Aim of the task:
Report every line in the listing below where the string "total" shows up.

*****

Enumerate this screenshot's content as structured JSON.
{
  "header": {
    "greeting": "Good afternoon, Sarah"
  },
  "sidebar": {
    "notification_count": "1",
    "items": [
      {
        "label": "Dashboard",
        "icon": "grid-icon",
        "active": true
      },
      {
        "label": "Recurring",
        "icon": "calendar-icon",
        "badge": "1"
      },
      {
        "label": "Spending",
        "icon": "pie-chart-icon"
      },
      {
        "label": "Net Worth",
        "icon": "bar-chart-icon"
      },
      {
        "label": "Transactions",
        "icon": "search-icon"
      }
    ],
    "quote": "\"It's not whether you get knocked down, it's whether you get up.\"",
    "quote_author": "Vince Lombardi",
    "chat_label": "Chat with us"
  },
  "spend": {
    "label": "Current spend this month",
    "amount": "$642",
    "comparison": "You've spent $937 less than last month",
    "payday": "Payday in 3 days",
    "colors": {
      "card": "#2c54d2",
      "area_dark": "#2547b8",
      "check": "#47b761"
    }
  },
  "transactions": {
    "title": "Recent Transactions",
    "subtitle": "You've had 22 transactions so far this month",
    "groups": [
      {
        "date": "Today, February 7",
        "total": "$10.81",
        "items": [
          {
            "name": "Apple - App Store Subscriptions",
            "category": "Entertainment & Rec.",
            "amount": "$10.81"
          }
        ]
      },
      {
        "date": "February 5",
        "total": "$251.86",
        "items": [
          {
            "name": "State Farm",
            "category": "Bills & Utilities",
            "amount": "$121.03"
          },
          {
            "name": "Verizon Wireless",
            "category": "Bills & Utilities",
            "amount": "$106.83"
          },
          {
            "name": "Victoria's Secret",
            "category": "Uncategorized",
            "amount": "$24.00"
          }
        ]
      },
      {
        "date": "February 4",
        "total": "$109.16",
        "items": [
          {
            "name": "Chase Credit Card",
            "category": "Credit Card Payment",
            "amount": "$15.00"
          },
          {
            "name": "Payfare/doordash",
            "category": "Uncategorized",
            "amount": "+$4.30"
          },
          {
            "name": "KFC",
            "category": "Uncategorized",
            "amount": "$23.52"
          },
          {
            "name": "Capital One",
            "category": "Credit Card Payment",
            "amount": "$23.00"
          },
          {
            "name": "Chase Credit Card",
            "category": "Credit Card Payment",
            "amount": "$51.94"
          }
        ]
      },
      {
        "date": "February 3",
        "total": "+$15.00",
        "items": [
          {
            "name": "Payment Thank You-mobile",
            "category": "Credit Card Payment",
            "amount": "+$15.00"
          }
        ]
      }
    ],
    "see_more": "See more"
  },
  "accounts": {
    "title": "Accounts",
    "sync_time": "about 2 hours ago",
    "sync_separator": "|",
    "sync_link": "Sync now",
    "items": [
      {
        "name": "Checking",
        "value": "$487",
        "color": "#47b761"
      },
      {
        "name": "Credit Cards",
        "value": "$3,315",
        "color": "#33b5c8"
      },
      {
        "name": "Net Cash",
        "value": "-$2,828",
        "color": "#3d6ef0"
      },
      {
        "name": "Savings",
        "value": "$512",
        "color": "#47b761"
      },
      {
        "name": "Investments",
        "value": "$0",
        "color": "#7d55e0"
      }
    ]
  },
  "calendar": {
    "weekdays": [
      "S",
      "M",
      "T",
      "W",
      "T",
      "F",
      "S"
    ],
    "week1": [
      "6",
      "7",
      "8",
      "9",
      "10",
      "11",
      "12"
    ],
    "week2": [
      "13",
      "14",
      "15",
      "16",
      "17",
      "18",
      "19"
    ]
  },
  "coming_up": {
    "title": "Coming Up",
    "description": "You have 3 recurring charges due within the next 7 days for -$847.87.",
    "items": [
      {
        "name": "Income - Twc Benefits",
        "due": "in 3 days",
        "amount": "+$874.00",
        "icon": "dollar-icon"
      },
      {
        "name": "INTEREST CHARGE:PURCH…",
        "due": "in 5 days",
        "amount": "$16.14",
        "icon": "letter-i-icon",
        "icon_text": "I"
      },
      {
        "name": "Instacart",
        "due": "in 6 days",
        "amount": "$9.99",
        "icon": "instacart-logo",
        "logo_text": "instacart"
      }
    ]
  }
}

*****

The output:
        "total": "$10.81",
        "total": "$251.86",
        "total": "$109.16",
        "total": "+$15.00",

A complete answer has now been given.